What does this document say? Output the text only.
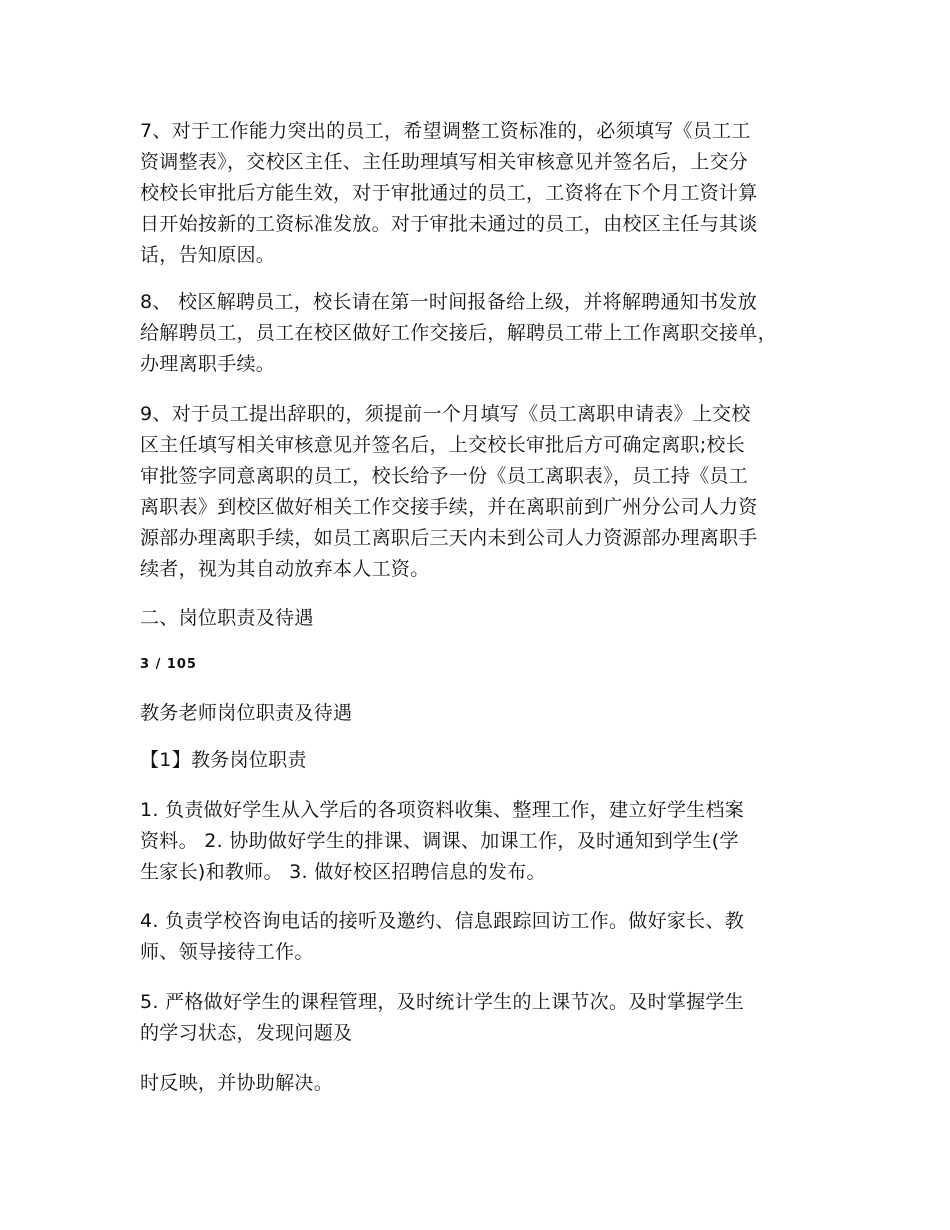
7、对于工作能力突出的员工，希望调整工资标准的，必须填写《员工工
资调整表》，交校区主任、主任助理填写相关审核意见并签名后，上交分
校校长审批后方能生效，对于审批通过的员工，工资将在下个月工资计算
日开始按新的工资标准发放。对于审批未通过的员工，由校区主任与其谈
话，告知原因。
8、 校区解聘员工，校长请在第一时间报备给上级，并将解聘通知书发放
给解聘员工，员工在校区做好工作交接后，解聘员工带上工作离职交接单，
办理离职手续。
9、对于员工提出辞职的，须提前一个月填写《员工离职申请表》上交校
区主任填写相关审核意见并签名后，上交校长审批后方可确定离职;校长
审批签字同意离职的员工，校长给予一份《员工离职表》，员工持《员工
离职表》到校区做好相关工作交接手续，并在离职前到广州分公司人力资
源部办理离职手续，如员工离职后三天内未到公司人力资源部办理离职手
续者，视为其自动放弃本人工资。
二、岗位职责及待遇
3 / 105
教务老师岗位职责及待遇
【1】教务岗位职责
1. 负责做好学生从入学后的各项资料收集、整理工作，建立好学生档案
资料。 2. 协助做好学生的排课、调课、加课工作，及时通知到学生(学
生家长)和教师。 3. 做好校区招聘信息的发布。
4. 负责学校咨询电话的接听及邀约、信息跟踪回访工作。做好家长、教
师、领导接待工作。
5. 严格做好学生的课程管理，及时统计学生的上课节次。及时掌握学生
的学习状态，发现问题及
时反映，并协助解决。
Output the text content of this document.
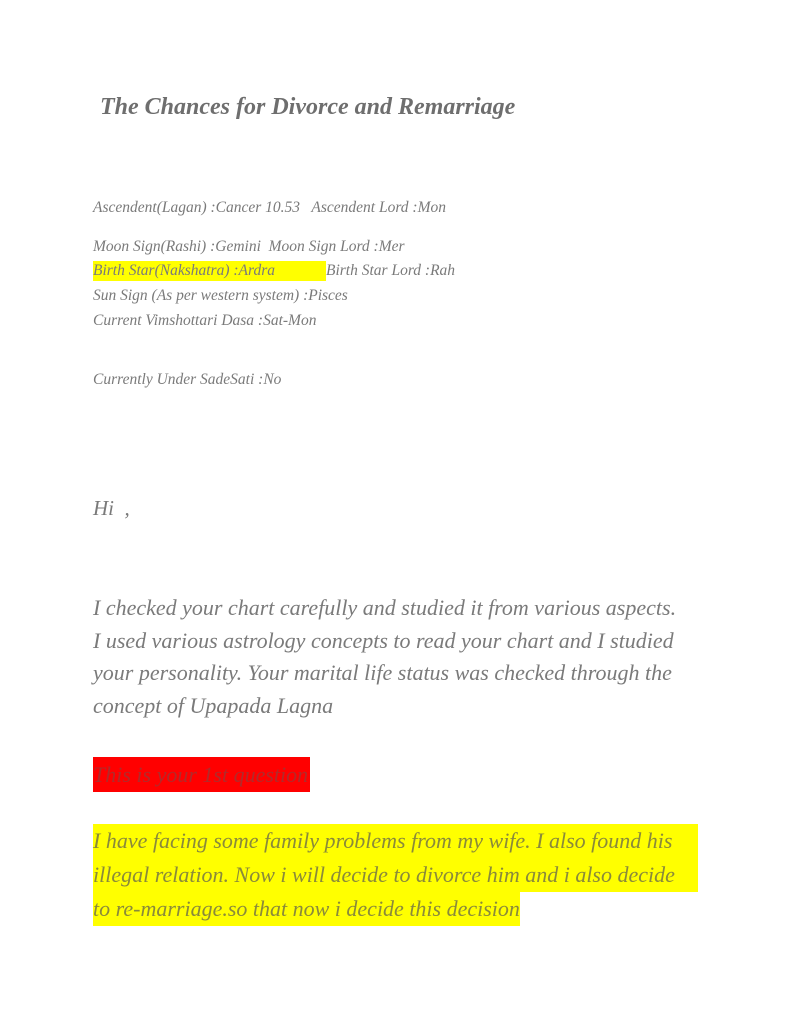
The Chances for Divorce and Remarriage
Ascendent(Lagan) :Cancer 10.53   Ascendent Lord :Mon
Moon Sign(Rashi) :Gemini  Moon Sign Lord :Mer
Birth Star(Nakshatra) :Ardra	Birth Star Lord :Rah
Sun Sign (As per western system) :Pisces
Current Vimshottari Dasa :Sat-Mon
Currently Under SadeSati :No
Hi  ,
I checked your chart carefully and studied it from various aspects.
I used various astrology concepts to read your chart and I studied
your personality. Your marital life status was checked through the
concept of Upapada Lagna
This is your 1st question
I have facing some family problems from my wife. I also found his
illegal relation. Now i will decide to divorce him and i also decide
to re-marriage.so that now i decide this decision
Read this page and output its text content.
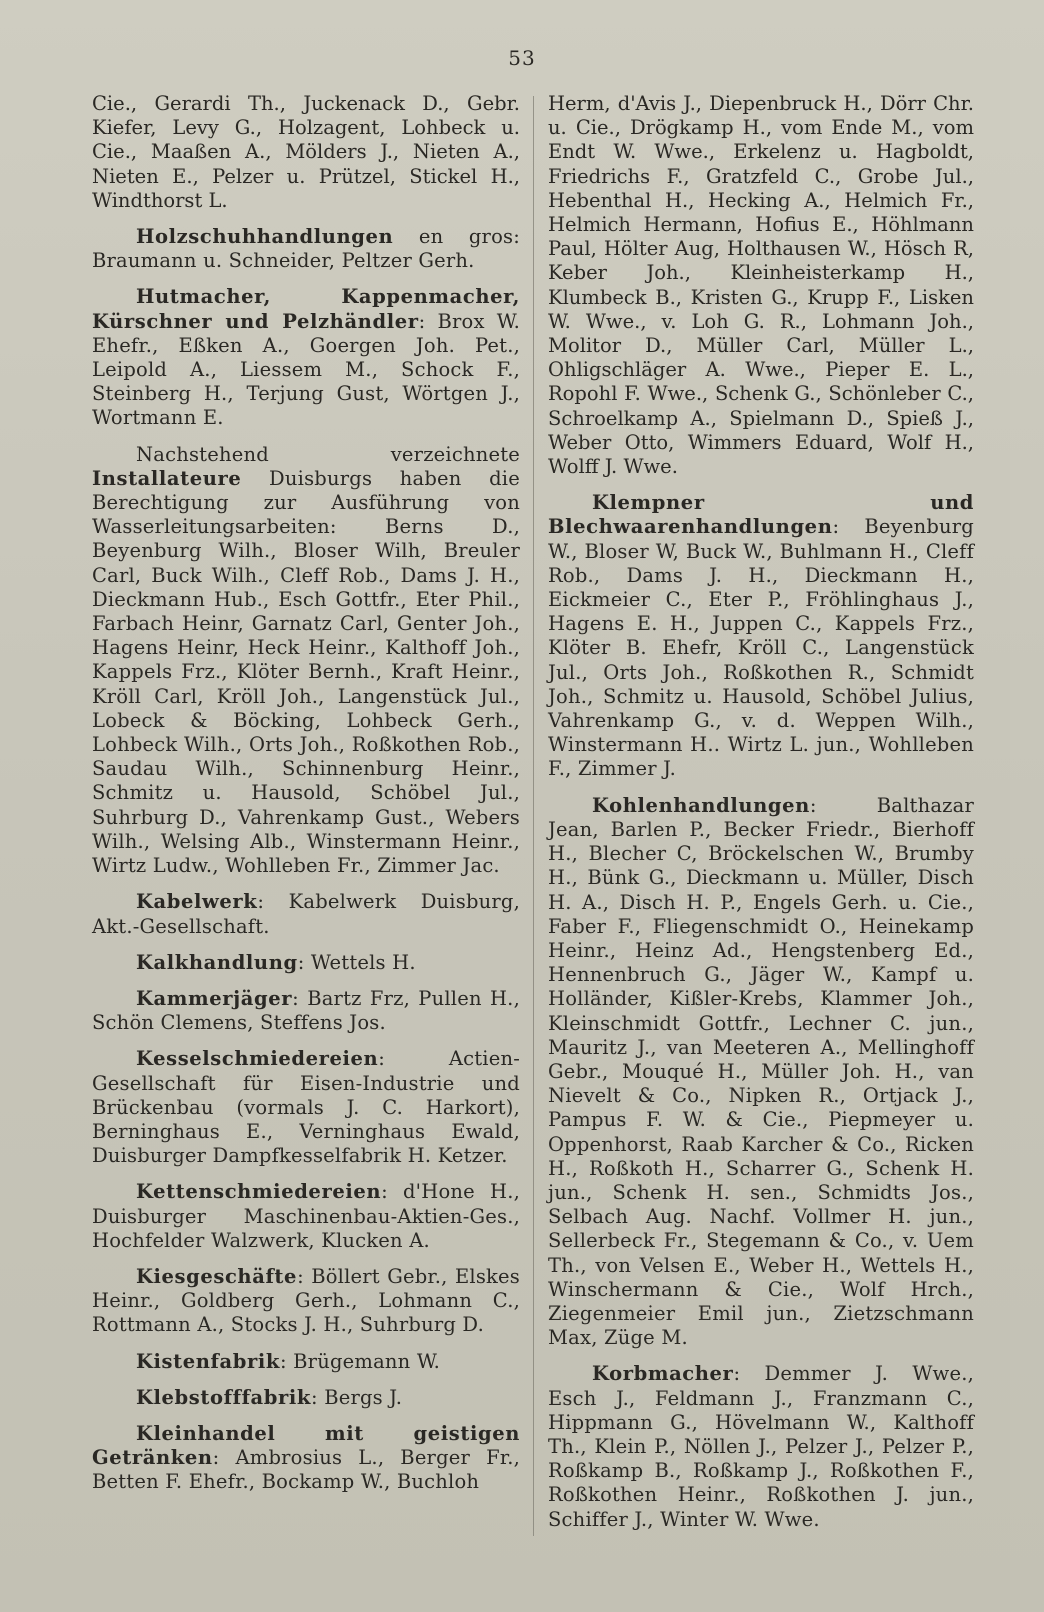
53

Cie., Gerardi Th., Juckenack D., Gebr. Kiefer, Levy G., Holzagent, Lohbeck u. Cie., Maaßen A., Mölders J., Nieten A., Nieten E., Pelzer u. Prützel, Stickel H., Windthorst L.

Holzschuhhandlungen en gros: Braumann u. Schneider, Peltzer Gerh.

Hutmacher, Kappenmacher, Kürschner und Pelzhändler: Brox W. Ehefr., Eßken A., Goergen Joh. Pet., Leipold A., Liessem M., Schock F., Steinberg H., Terjung Gust, Wörtgen J., Wortmann E.

Nachstehend verzeichnete Installateure Duisburgs haben die Berechtigung zur Ausführung von Wasserleitungsarbeiten: Berns D., Beyenburg Wilh., Bloser Wilh, Breuler Carl, Buck Wilh., Cleff Rob., Dams J. H., Dieckmann Hub., Esch Gottfr., Eter Phil., Farbach Heinr, Garnatz Carl, Genter Joh., Hagens Heinr, Heck Heinr., Kalthoff Joh., Kappels Frz., Klöter Bernh., Kraft Heinr., Kröll Carl, Kröll Joh., Langenstück Jul., Lobeck & Böcking, Lohbeck Gerh., Lohbeck Wilh., Orts Joh., Roßkothen Rob., Saudau Wilh., Schinnenburg Heinr., Schmitz u. Hausold, Schöbel Jul., Suhrburg D., Vahrenkamp Gust., Webers Wilh., Welsing Alb., Winstermann Heinr., Wirtz Ludw., Wohlleben Fr., Zimmer Jac.

Kabelwerk: Kabelwerk Duisburg, Akt.-Gesellschaft.

Kalkhandlung: Wettels H.

Kammerjäger: Bartz Frz, Pullen H., Schön Clemens, Steffens Jos.

Kesselschmiedereien: Actien-Gesellschaft für Eisen-Industrie und Brückenbau (vormals J. C. Harkort), Berninghaus E., Verninghaus Ewald, Duisburger Dampfkesselfabrik H. Ketzer.

Kettenschmiedereien: d'Hone H., Duisburger Maschinenbau-Aktien-Ges., Hochfelder Walzwerk, Klucken A.

Kiesgeschäfte: Böllert Gebr., Elskes Heinr., Goldberg Gerh., Lohmann C., Rottmann A., Stocks J. H., Suhrburg D.

Kistenfabrik: Brügemann W.

Klebstofffabrik: Bergs J.

Kleinhandel mit geistigen Getränken: Ambrosius L., Berger Fr., Betten F. Ehefr., Bockamp W., Buchloh

Herm, d'Avis J., Diepenbruck H., Dörr Chr. u. Cie., Drögkamp H., vom Ende M., vom Endt W. Wwe., Erkelenz u. Hagboldt, Friedrichs F., Gratzfeld C., Grobe Jul., Hebenthal H., Hecking A., Helmich Fr., Helmich Hermann, Hofius E., Höhlmann Paul, Hölter Aug, Holthausen W., Hösch R, Keber Joh., Kleinheisterkamp H., Klumbeck B., Kristen G., Krupp F., Lisken W. Wwe., v. Loh G. R., Lohmann Joh., Molitor D., Müller Carl, Müller L., Ohligschläger A. Wwe., Pieper E. L., Ropohl F. Wwe., Schenk G., Schönleber C., Schroelkamp A., Spielmann D., Spieß J., Weber Otto, Wimmers Eduard, Wolf H., Wolff J. Wwe.

Klempner und Blechwaarenhandlungen: Beyenburg W., Bloser W, Buck W., Buhlmann H., Cleff Rob., Dams J. H., Dieckmann H., Eickmeier C., Eter P., Fröhlinghaus J., Hagens E. H., Juppen C., Kappels Frz., Klöter B. Ehefr, Kröll C., Langenstück Jul., Orts Joh., Roßkothen R., Schmidt Joh., Schmitz u. Hausold, Schöbel Julius, Vahrenkamp G., v. d. Weppen Wilh., Winstermann H.. Wirtz L. jun., Wohlleben F., Zimmer J.

Kohlenhandlungen: Balthazar Jean, Barlen P., Becker Friedr., Bierhoff H., Blecher C, Bröckelschen W., Brumby H., Bünk G., Dieckmann u. Müller, Disch H. A., Disch H. P., Engels Gerh. u. Cie., Faber F., Fliegenschmidt O., Heinekamp Heinr., Heinz Ad., Hengstenberg Ed., Hennenbruch G., Jäger W., Kampf u. Holländer, Kißler-Krebs, Klammer Joh., Kleinschmidt Gottfr., Lechner C. jun., Mauritz J., van Meeteren A., Mellinghoff Gebr., Mouqué H., Müller Joh. H., van Nievelt & Co., Nipken R., Ortjack J., Pampus F. W. & Cie., Piepmeyer u. Oppenhorst, Raab Karcher & Co., Ricken H., Roßkoth H., Scharrer G., Schenk H. jun., Schenk H. sen., Schmidts Jos., Selbach Aug. Nachf. Vollmer H. jun., Sellerbeck Fr., Stegemann & Co., v. Uem Th., von Velsen E., Weber H., Wettels H., Winschermann & Cie., Wolf Hrch., Ziegenmeier Emil jun., Zietzschmann Max, Züge M.

Korbmacher: Demmer J. Wwe., Esch J., Feldmann J., Franzmann C., Hippmann G., Hövelmann W., Kalthoff Th., Klein P., Nöllen J., Pelzer J., Pelzer P., Roßkamp B., Roßkamp J., Roßkothen F., Roßkothen Heinr., Roßkothen J. jun., Schiffer J., Winter W. Wwe.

__Task description__: Every line is to be duplicated exactly, though pictures stay out.

__Complete answer__:
What does this document say? Output the text only.
7、对于工作能力突出的员工，希望调整工资标准的，必须填写《员工工
资调整表》，交校区主任、主任助理填写相关审核意见并签名后，上交分
校校长审批后方能生效，对于审批通过的员工，工资将在下个月工资计算
日开始按新的工资标准发放。对于审批未通过的员工，由校区主任与其谈
话，告知原因。
8、 校区解聘员工，校长请在第一时间报备给上级，并将解聘通知书发放
给解聘员工，员工在校区做好工作交接后，解聘员工带上工作离职交接单，
办理离职手续。
9、对于员工提出辞职的，须提前一个月填写《员工离职申请表》上交校
区主任填写相关审核意见并签名后，上交校长审批后方可确定离职;校长
审批签字同意离职的员工，校长给予一份《员工离职表》，员工持《员工
离职表》到校区做好相关工作交接手续，并在离职前到广州分公司人力资
源部办理离职手续，如员工离职后三天内未到公司人力资源部办理离职手
续者，视为其自动放弃本人工资。
二、岗位职责及待遇
3 / 105
教务老师岗位职责及待遇
【1】教务岗位职责
1. 负责做好学生从入学后的各项资料收集、整理工作，建立好学生档案
资料。 2. 协助做好学生的排课、调课、加课工作，及时通知到学生(学
生家长)和教师。 3. 做好校区招聘信息的发布。
4. 负责学校咨询电话的接听及邀约、信息跟踪回访工作。做好家长、教
师、领导接待工作。
5. 严格做好学生的课程管理，及时统计学生的上课节次。及时掌握学生
的学习状态，发现问题及
时反映，并协助解决。
Output the text content of this document.
The Chances for Divorce and Remarriage
Ascendent(Lagan) :Cancer 10.53   Ascendent Lord :Mon
Moon Sign(Rashi) :Gemini  Moon Sign Lord :Mer
Birth Star(Nakshatra) :Ardra	Birth Star Lord :Rah
Sun Sign (As per western system) :Pisces
Current Vimshottari Dasa :Sat-Mon
Currently Under SadeSati :No
Hi  ,
I checked your chart carefully and studied it from various aspects.
I used various astrology concepts to read your chart and I studied
your personality. Your marital life status was checked through the
concept of Upapada Lagna
This is your 1st question
I have facing some family problems from my wife. I also found his
illegal relation. Now i will decide to divorce him and i also decide
to re-marriage.so that now i decide this decision
Read this page and output its text content.
53

Cie., Gerardi Th., Juckenack D., Gebr. Kiefer, Levy G., Holzagent, Lohbeck u. Cie., Maaßen A., Mölders J., Nieten A., Nieten E., Pelzer u. Prützel, Stickel H., Windthorst L.

Holzschuhhandlungen en gros: Braumann u. Schneider, Peltzer Gerh.

Hutmacher, Kappenmacher, Kürschner und Pelzhändler: Brox W. Ehefr., Eßken A., Goergen Joh. Pet., Leipold A., Liessem M., Schock F., Steinberg H., Terjung Gust, Wörtgen J., Wortmann E.

Nachstehend verzeichnete Installateure Duisburgs haben die Berechtigung zur Ausführung von Wasserleitungsarbeiten: Berns D., Beyenburg Wilh., Bloser Wilh, Breuler Carl, Buck Wilh., Cleff Rob., Dams J. H., Dieckmann Hub., Esch Gottfr., Eter Phil., Farbach Heinr, Garnatz Carl, Genter Joh., Hagens Heinr, Heck Heinr., Kalthoff Joh., Kappels Frz., Klöter Bernh., Kraft Heinr., Kröll Carl, Kröll Joh., Langenstück Jul., Lobeck & Böcking, Lohbeck Gerh., Lohbeck Wilh., Orts Joh., Roßkothen Rob., Saudau Wilh., Schinnenburg Heinr., Schmitz u. Hausold, Schöbel Jul., Suhrburg D., Vahrenkamp Gust., Webers Wilh., Welsing Alb., Winstermann Heinr., Wirtz Ludw., Wohlleben Fr., Zimmer Jac.

Kabelwerk: Kabelwerk Duisburg, Akt.-Gesellschaft.

Kalkhandlung: Wettels H.

Kammerjäger: Bartz Frz, Pullen H., Schön Clemens, Steffens Jos.

Kesselschmiedereien: Actien-Gesellschaft für Eisen-Industrie und Brückenbau (vormals J. C. Harkort), Berninghaus E., Verninghaus Ewald, Duisburger Dampfkesselfabrik H. Ketzer.

Kettenschmiedereien: d'Hone H., Duisburger Maschinenbau-Aktien-Ges., Hochfelder Walzwerk, Klucken A.

Kiesgeschäfte: Böllert Gebr., Elskes Heinr., Goldberg Gerh., Lohmann C., Rottmann A., Stocks J. H., Suhrburg D.

Kistenfabrik: Brügemann W.

Klebstofffabrik: Bergs J.

Kleinhandel mit geistigen Getränken: Ambrosius L., Berger Fr., Betten F. Ehefr., Bockamp W., Buchloh

Herm, d'Avis J., Diepenbruck H., Dörr Chr. u. Cie., Drögkamp H., vom Ende M., vom Endt W. Wwe., Erkelenz u. Hagboldt, Friedrichs F., Gratzfeld C., Grobe Jul., Hebenthal H., Hecking A., Helmich Fr., Helmich Hermann, Hofius E., Höhlmann Paul, Hölter Aug, Holthausen W., Hösch R, Keber Joh., Kleinheisterkamp H., Klumbeck B., Kristen G., Krupp F., Lisken W. Wwe., v. Loh G. R., Lohmann Joh., Molitor D., Müller Carl, Müller L., Ohligschläger A. Wwe., Pieper E. L., Ropohl F. Wwe., Schenk G., Schönleber C., Schroelkamp A., Spielmann D., Spieß J., Weber Otto, Wimmers Eduard, Wolf H., Wolff J. Wwe.

Klempner und Blechwaarenhandlungen: Beyenburg W., Bloser W, Buck W., Buhlmann H., Cleff Rob., Dams J. H., Dieckmann H., Eickmeier C., Eter P., Fröhlinghaus J., Hagens E. H., Juppen C., Kappels Frz., Klöter B. Ehefr, Kröll C., Langenstück Jul., Orts Joh., Roßkothen R., Schmidt Joh., Schmitz u. Hausold, Schöbel Julius, Vahrenkamp G., v. d. Weppen Wilh., Winstermann H.. Wirtz L. jun., Wohlleben F., Zimmer J.

Kohlenhandlungen: Balthazar Jean, Barlen P., Becker Friedr., Bierhoff H., Blecher C, Bröckelschen W., Brumby H., Bünk G., Dieckmann u. Müller, Disch H. A., Disch H. P., Engels Gerh. u. Cie., Faber F., Fliegenschmidt O., Heinekamp Heinr., Heinz Ad., Hengstenberg Ed., Hennenbruch G., Jäger W., Kampf u. Holländer, Kißler-Krebs, Klammer Joh., Kleinschmidt Gottfr., Lechner C. jun., Mauritz J., van Meeteren A., Mellinghoff Gebr., Mouqué H., Müller Joh. H., van Nievelt & Co., Nipken R., Ortjack J., Pampus F. W. & Cie., Piepmeyer u. Oppenhorst, Raab Karcher & Co., Ricken H., Roßkoth H., Scharrer G., Schenk H. jun., Schenk H. sen., Schmidts Jos., Selbach Aug. Nachf. Vollmer H. jun., Sellerbeck Fr., Stegemann & Co., v. Uem Th., von Velsen E., Weber H., Wettels H., Winschermann & Cie., Wolf Hrch., Ziegenmeier Emil jun., Zietzschmann Max, Züge M.

Korbmacher: Demmer J. Wwe., Esch J., Feldmann J., Franzmann C., Hippmann G., Hövelmann W., Kalthoff Th., Klein P., Nöllen J., Pelzer J., Pelzer P., Roßkamp B., Roßkamp J., Roßkothen F., Roßkothen Heinr., Roßkothen J. jun., Schiffer J., Winter W. Wwe.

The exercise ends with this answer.